§ WORK INSTRUCTIONS
In the listing below, locate the lines that hold "color" and copy them.

§ RECORDED INFORMATION
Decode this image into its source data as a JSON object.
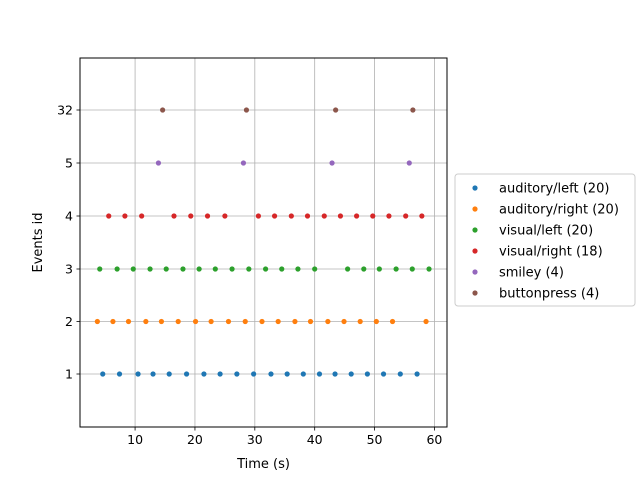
{
  "chart_data": {
    "type": "scatter",
    "xlabel": "Time (s)",
    "ylabel": "Events id",
    "xlim": [
      0.8,
      62.1
    ],
    "x_ticks": [
      10,
      20,
      30,
      40,
      50,
      60
    ],
    "y_rows": [
      "1",
      "2",
      "3",
      "4",
      "5",
      "32"
    ],
    "grid": true,
    "legend_position": "right",
    "series": [
      {
        "name": "auditory/left (20)",
        "color": "#1f77b4",
        "row": 0,
        "x": [
          4.6,
          7.4,
          10.5,
          13.0,
          15.7,
          18.6,
          21.5,
          24.2,
          27.0,
          29.8,
          32.7,
          35.4,
          38.1,
          40.8,
          43.4,
          46.1,
          48.8,
          51.5,
          54.3,
          57.1
        ]
      },
      {
        "name": "auditory/right (20)",
        "color": "#ff7f0e",
        "row": 1,
        "x": [
          3.7,
          6.3,
          8.9,
          11.8,
          14.4,
          17.2,
          20.1,
          22.7,
          25.6,
          28.4,
          31.2,
          33.9,
          36.7,
          39.3,
          42.2,
          44.9,
          47.6,
          50.3,
          53.0,
          58.6
        ]
      },
      {
        "name": "visual/left (20)",
        "color": "#2ca02c",
        "row": 2,
        "x": [
          4.1,
          7.0,
          9.7,
          12.5,
          15.2,
          18.0,
          20.7,
          23.4,
          26.2,
          29.0,
          31.8,
          34.5,
          37.2,
          40.0,
          45.5,
          48.2,
          50.8,
          53.6,
          56.3,
          59.1
        ]
      },
      {
        "name": "visual/right (18)",
        "color": "#d62728",
        "row": 3,
        "x": [
          5.6,
          8.3,
          11.1,
          16.5,
          19.3,
          22.1,
          25.0,
          30.6,
          33.3,
          36.1,
          38.8,
          41.6,
          44.3,
          47.0,
          49.7,
          52.4,
          55.2,
          57.9
        ]
      },
      {
        "name": "smiley (4)",
        "color": "#9467bd",
        "row": 4,
        "x": [
          13.9,
          28.1,
          42.9,
          55.8
        ]
      },
      {
        "name": "buttonpress (4)",
        "color": "#8c564b",
        "row": 5,
        "x": [
          14.6,
          28.6,
          43.5,
          56.4
        ]
      }
    ]
  }
}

§ FINAL ANSWER
        "color": "#1f77b4",
        "color": "#ff7f0e",
        "color": "#2ca02c",
        "color": "#d62728",
        "color": "#9467bd",
        "color": "#8c564b",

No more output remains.